WHAT YOU NEED TO DO :: What follows is a block of records; reproduce all of it verbatim.

Raw records
##############################
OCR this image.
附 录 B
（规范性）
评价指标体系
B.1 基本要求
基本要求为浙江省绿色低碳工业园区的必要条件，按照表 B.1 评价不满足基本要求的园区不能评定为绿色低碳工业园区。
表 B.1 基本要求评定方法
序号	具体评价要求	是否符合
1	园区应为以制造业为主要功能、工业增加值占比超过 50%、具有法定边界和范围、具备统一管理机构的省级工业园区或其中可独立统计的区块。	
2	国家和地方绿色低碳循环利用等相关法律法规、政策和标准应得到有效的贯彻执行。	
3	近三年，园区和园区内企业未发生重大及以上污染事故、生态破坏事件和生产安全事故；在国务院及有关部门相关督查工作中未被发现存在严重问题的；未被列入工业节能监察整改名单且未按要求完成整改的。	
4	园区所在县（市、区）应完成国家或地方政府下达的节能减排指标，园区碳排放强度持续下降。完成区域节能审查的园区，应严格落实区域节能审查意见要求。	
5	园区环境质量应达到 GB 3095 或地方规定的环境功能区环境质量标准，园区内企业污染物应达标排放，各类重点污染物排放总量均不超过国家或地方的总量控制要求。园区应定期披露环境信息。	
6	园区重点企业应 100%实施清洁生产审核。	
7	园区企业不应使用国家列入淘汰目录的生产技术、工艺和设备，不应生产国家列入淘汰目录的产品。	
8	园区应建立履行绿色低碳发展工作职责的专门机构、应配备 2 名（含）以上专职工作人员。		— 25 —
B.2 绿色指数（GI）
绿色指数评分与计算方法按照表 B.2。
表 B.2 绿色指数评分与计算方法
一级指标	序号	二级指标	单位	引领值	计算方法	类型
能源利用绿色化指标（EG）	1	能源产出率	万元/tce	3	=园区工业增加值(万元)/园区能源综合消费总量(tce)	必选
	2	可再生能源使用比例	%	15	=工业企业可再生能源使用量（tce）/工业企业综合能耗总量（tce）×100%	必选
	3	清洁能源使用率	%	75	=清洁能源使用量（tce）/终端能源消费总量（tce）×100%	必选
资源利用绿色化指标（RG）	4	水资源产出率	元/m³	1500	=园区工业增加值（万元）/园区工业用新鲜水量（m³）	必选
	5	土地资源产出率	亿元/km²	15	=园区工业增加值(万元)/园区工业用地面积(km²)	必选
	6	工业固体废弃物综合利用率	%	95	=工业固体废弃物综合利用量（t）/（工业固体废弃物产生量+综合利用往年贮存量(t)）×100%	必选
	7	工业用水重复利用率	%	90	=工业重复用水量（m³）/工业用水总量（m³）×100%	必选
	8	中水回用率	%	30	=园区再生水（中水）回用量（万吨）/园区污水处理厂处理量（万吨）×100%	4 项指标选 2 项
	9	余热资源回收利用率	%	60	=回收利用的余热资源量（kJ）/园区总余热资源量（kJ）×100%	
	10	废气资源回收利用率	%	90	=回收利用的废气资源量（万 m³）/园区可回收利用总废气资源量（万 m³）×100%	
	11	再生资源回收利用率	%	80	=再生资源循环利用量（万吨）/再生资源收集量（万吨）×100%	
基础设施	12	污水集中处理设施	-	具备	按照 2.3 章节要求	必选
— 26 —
##############################
WRITTEN SOLUTION ::
OCR this image.
附 录 B
（规范性）
评价指标体系
B.1 基本要求
基本要求为浙江省绿色低碳工业园区的必要条件，按照表 B.1 评价不满足基本要求的园区不能评定为绿色低碳工业园区。
表 B.1 基本要求评定方法
序号	具体评价要求	是否符合
1	园区应为以制造业为主要功能、工业增加值占比超过 50%、具有法定边界和范围、具备统一管理机构的省级工业园区或其中可独立统计的区块。	
2	国家和地方绿色低碳循环利用等相关法律法规、政策和标准应得到有效的贯彻执行。	
3	近三年，园区和园区内企业未发生重大及以上污染事故、生态破坏事件和生产安全事故；在国务院及有关部门相关督查工作中未被发现存在严重问题的；未被列入工业节能监察整改名单且未按要求完成整改的。	
4	园区所在县（市、区）应完成国家或地方政府下达的节能减排指标，园区碳排放强度持续下降。完成区域节能审查的园区，应严格落实区域节能审查意见要求。	
5	园区环境质量应达到 GB 3095 或地方规定的环境功能区环境质量标准，园区内企业污染物应达标排放，各类重点污染物排放总量均不超过国家或地方的总量控制要求。园区应定期披露环境信息。	
6	园区重点企业应 100%实施清洁生产审核。	
7	园区企业不应使用国家列入淘汰目录的生产技术、工艺和设备，不应生产国家列入淘汰目录的产品。	
8	园区应建立履行绿色低碳发展工作职责的专门机构、应配备 2 名（含）以上专职工作人员。		— 25 —
B.2 绿色指数（GI）
绿色指数评分与计算方法按照表 B.2。
表 B.2 绿色指数评分与计算方法
一级指标	序号	二级指标	单位	引领值	计算方法	类型
能源利用绿色化指标（EG）	1	能源产出率	万元/tce	3	=园区工业增加值(万元)/园区能源综合消费总量(tce)	必选
	2	可再生能源使用比例	%	15	=工业企业可再生能源使用量（tce）/工业企业综合能耗总量（tce）×100%	必选
	3	清洁能源使用率	%	75	=清洁能源使用量（tce）/终端能源消费总量（tce）×100%	必选
资源利用绿色化指标（RG）	4	水资源产出率	元/m³	1500	=园区工业增加值（万元）/园区工业用新鲜水量（m³）	必选
	5	土地资源产出率	亿元/km²	15	=园区工业增加值(万元)/园区工业用地面积(km²)	必选
	6	工业固体废弃物综合利用率	%	95	=工业固体废弃物综合利用量（t）/（工业固体废弃物产生量+综合利用往年贮存量(t)）×100%	必选
	7	工业用水重复利用率	%	90	=工业重复用水量（m³）/工业用水总量（m³）×100%	必选
	8	中水回用率	%	30	=园区再生水（中水）回用量（万吨）/园区污水处理厂处理量（万吨）×100%	4 项指标选 2 项
	9	余热资源回收利用率	%	60	=回收利用的余热资源量（kJ）/园区总余热资源量（kJ）×100%	
	10	废气资源回收利用率	%	90	=回收利用的废气资源量（万 m³）/园区可回收利用总废气资源量（万 m³）×100%	
	11	再生资源回收利用率	%	80	=再生资源循环利用量（万吨）/再生资源收集量（万吨）×100%	
基础设施	12	污水集中处理设施	-	具备	按照 2.3 章节要求	必选
— 26 —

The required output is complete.